Return all entries word for word, but drop any images.

ROWS:

....

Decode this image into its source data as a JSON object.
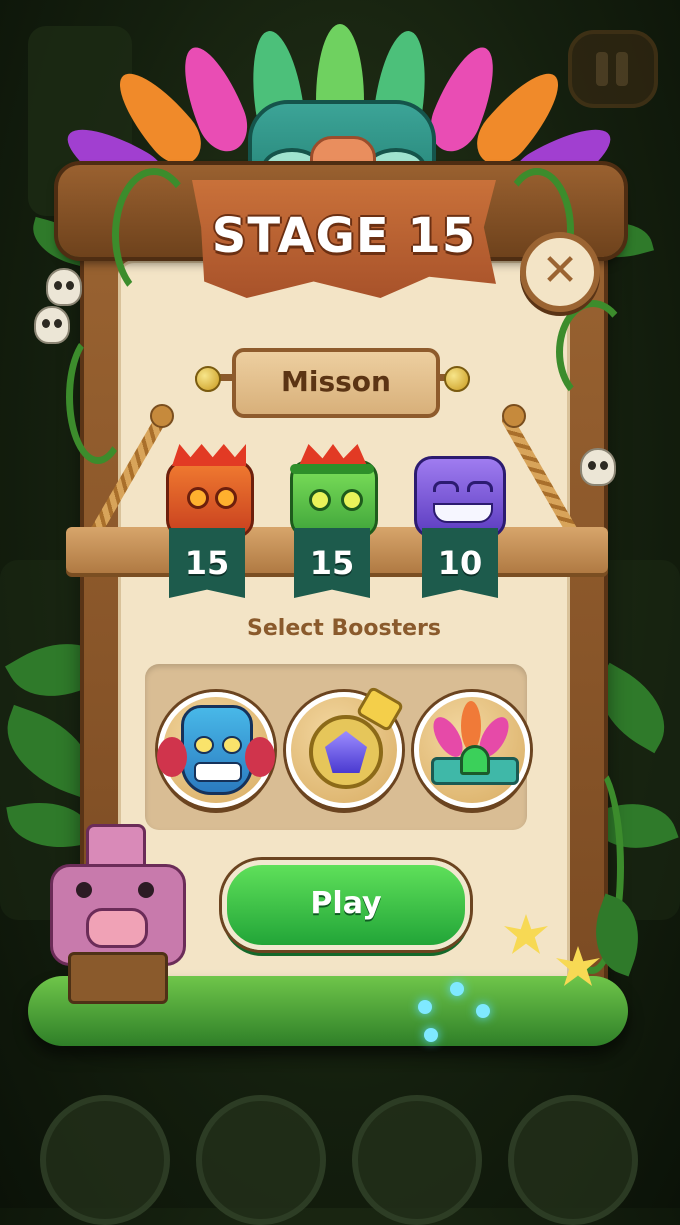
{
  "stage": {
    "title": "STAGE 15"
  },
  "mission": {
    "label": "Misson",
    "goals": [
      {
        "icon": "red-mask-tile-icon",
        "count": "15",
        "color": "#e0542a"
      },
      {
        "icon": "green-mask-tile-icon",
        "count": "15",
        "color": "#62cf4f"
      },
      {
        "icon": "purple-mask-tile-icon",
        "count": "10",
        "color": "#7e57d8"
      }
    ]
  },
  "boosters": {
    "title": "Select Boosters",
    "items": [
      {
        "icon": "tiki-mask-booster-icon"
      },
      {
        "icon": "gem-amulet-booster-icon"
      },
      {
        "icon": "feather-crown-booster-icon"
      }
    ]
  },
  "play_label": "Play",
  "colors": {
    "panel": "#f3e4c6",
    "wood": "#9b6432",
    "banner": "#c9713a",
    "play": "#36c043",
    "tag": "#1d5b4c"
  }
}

....

EXERCISE RESPONSE:
Decode this image into its source data as a JSON object.
{
  "stage": {
    "title": "STAGE 15"
  },
  "mission": {
    "label": "Misson",
    "goals": [
      {
        "icon": "red-mask-tile-icon",
        "count": "15",
        "color": "#e0542a"
      },
      {
        "icon": "green-mask-tile-icon",
        "count": "15",
        "color": "#62cf4f"
      },
      {
        "icon": "purple-mask-tile-icon",
        "count": "10",
        "color": "#7e57d8"
      }
    ]
  },
  "boosters": {
    "title": "Select Boosters",
    "items": [
      {
        "icon": "tiki-mask-booster-icon"
      },
      {
        "icon": "gem-amulet-booster-icon"
      },
      {
        "icon": "feather-crown-booster-icon"
      }
    ]
  },
  "play_label": "Play",
  "colors": {
    "panel": "#f3e4c6",
    "wood": "#9b6432",
    "banner": "#c9713a",
    "play": "#36c043",
    "tag": "#1d5b4c"
  }
}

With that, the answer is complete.